Figure collection entries:
* Begin *

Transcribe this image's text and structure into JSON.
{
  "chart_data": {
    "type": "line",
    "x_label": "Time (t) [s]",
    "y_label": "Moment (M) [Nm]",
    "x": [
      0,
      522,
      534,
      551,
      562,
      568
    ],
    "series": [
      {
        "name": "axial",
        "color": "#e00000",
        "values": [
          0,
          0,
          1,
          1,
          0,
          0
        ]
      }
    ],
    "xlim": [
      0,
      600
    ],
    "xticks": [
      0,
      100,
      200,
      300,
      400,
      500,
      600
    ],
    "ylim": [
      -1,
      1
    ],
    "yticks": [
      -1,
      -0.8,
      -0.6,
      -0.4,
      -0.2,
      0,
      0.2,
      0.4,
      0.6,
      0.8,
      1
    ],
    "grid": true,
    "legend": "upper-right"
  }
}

* End *

→ What the exercise asks: Output every entry shown above, exactly.

→ Full response:
Transcribe this image's text and structure into JSON.
{
  "chart_data": {
    "type": "line",
    "x_label": "Time (t) [s]",
    "y_label": "Moment (M) [Nm]",
    "x": [
      0,
      522,
      534,
      551,
      562,
      568
    ],
    "series": [
      {
        "name": "axial",
        "color": "#e00000",
        "values": [
          0,
          0,
          1,
          1,
          0,
          0
        ]
      }
    ],
    "xlim": [
      0,
      600
    ],
    "xticks": [
      0,
      100,
      200,
      300,
      400,
      500,
      600
    ],
    "ylim": [
      -1,
      1
    ],
    "yticks": [
      -1,
      -0.8,
      -0.6,
      -0.4,
      -0.2,
      0,
      0.2,
      0.4,
      0.6,
      0.8,
      1
    ],
    "grid": true,
    "legend": "upper-right"
  }
}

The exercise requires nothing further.